◆ **To be done**:
Return the lines below, unchanged, starting at the line that contains "redo-icon[interactable]: ↻ xyxy=(349,3,360,19)" and ending at the line that contains "blend-panel: 混合 ? × 预设 xyxy=(102,22,412,780)".

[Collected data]
[Begin]

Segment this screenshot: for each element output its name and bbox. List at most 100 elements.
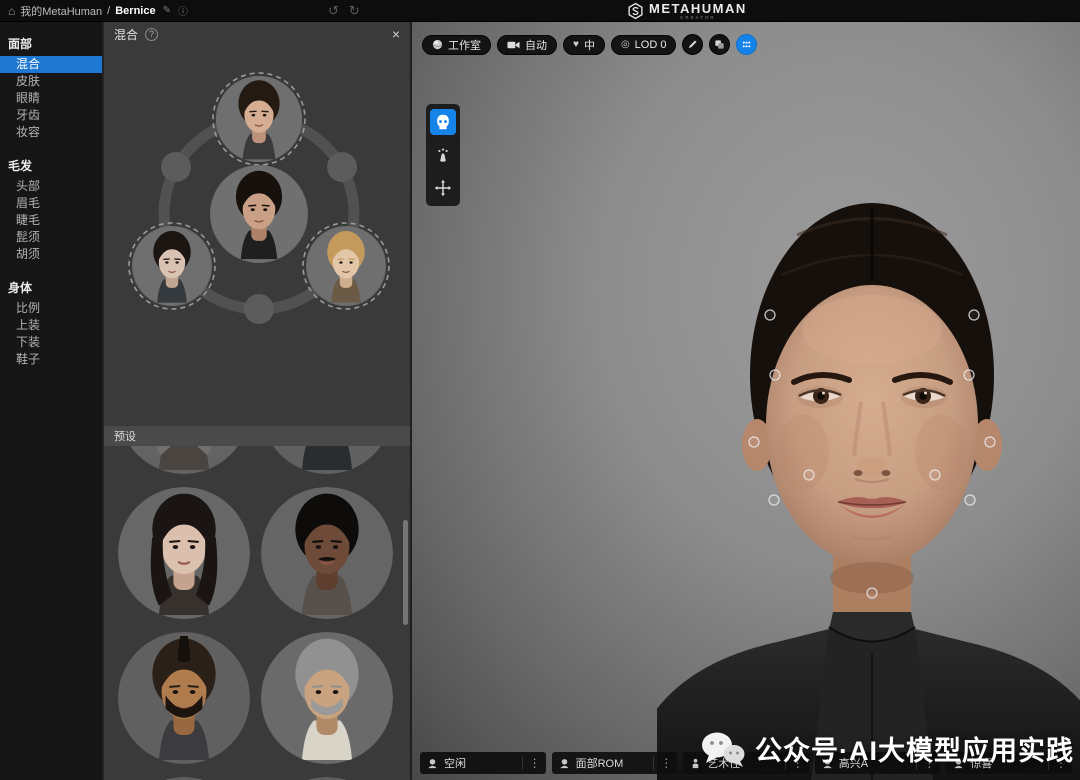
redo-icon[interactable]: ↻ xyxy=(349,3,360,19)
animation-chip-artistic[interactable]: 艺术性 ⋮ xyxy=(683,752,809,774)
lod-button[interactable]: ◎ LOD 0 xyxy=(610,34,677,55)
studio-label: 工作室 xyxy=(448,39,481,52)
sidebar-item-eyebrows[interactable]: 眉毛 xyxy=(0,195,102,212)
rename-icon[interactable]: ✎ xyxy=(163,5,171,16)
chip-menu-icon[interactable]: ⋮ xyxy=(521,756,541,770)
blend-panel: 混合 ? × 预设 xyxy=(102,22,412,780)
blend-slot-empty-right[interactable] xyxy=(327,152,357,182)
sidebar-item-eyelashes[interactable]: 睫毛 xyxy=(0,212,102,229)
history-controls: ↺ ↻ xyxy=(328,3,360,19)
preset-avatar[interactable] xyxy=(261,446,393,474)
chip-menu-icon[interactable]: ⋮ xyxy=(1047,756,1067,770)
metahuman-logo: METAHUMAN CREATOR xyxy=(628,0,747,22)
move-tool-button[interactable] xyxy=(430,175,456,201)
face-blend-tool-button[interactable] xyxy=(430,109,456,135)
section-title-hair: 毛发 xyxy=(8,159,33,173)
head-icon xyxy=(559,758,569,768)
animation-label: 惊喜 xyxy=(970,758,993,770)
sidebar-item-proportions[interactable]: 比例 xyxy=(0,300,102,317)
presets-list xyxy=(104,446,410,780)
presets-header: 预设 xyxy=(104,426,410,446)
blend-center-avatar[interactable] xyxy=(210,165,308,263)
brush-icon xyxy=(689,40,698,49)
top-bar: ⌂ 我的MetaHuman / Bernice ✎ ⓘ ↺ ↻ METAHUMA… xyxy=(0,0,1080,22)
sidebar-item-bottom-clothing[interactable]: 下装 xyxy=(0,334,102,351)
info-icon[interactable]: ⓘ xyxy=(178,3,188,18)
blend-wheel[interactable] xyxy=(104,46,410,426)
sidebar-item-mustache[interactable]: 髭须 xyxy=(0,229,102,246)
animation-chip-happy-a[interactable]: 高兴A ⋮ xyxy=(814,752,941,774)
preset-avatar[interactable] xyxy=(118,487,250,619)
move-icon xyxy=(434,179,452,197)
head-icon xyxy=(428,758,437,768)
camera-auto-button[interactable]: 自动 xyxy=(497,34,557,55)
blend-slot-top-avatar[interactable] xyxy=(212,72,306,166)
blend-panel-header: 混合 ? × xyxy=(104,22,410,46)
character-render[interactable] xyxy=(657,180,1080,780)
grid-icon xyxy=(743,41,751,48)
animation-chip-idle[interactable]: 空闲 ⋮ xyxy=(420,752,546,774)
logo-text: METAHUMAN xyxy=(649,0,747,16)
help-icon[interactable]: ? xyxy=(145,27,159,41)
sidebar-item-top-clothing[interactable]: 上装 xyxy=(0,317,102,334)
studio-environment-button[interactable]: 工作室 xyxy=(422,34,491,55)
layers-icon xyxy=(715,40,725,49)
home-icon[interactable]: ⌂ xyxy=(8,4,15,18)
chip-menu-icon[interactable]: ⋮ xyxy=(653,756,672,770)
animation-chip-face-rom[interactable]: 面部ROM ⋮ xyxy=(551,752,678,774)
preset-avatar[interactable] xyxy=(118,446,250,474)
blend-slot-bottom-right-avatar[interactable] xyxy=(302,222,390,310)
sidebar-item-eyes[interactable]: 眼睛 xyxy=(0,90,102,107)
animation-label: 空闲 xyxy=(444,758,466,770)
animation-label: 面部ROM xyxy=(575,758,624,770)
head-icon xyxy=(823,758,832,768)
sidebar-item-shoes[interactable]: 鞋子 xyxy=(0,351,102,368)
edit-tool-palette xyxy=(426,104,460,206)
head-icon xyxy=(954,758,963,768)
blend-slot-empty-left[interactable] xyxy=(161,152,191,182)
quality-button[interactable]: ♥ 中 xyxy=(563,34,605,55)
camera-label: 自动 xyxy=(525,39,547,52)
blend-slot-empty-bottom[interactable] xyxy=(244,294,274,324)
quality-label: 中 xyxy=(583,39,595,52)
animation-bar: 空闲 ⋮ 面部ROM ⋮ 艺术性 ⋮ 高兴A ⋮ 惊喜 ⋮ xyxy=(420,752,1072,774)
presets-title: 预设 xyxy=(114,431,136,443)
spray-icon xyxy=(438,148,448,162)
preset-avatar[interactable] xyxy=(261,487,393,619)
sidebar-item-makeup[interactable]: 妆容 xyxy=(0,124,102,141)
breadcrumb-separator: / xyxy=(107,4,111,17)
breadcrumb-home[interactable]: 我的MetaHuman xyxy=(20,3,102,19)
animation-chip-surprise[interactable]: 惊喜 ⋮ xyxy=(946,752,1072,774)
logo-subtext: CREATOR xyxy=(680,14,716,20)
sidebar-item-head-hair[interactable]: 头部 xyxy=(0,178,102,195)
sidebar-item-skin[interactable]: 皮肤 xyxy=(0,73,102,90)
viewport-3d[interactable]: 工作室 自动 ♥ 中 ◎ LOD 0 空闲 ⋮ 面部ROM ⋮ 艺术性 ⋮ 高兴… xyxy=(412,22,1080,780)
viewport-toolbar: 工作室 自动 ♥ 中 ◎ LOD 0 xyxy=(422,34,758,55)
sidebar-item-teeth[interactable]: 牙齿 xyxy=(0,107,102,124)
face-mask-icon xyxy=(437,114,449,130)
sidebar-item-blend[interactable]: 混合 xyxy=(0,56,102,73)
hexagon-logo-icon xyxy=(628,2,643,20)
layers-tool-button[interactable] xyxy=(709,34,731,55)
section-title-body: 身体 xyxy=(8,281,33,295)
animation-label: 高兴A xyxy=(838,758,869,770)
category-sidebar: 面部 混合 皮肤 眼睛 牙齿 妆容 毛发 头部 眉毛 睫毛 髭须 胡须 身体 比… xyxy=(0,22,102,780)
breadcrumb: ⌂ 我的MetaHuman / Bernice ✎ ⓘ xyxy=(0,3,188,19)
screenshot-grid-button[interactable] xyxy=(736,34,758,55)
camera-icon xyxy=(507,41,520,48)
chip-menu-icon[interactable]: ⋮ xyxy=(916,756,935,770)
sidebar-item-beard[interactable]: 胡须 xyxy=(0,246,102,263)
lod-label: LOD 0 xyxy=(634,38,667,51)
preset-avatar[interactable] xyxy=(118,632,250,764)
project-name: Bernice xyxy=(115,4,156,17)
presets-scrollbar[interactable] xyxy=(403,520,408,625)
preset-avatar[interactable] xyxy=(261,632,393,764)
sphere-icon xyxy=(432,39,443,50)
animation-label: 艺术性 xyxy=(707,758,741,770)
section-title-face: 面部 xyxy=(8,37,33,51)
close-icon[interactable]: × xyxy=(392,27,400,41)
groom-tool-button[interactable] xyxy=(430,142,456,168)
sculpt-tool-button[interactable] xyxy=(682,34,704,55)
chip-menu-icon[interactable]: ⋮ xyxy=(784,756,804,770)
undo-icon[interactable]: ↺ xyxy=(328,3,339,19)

[End]

◆ **Solution to this task**:
redo-icon[interactable]: ↻ xyxy=(349,3,360,19)
animation-chip-artistic[interactable]: 艺术性 ⋮ xyxy=(683,752,809,774)
lod-button[interactable]: ◎ LOD 0 xyxy=(610,34,677,55)
studio-label: 工作室 xyxy=(448,39,481,52)
sidebar-item-eyebrows[interactable]: 眉毛 xyxy=(0,195,102,212)
rename-icon[interactable]: ✎ xyxy=(163,5,171,16)
chip-menu-icon[interactable]: ⋮ xyxy=(521,756,541,770)
blend-panel: 混合 ? × 预设 xyxy=(102,22,412,780)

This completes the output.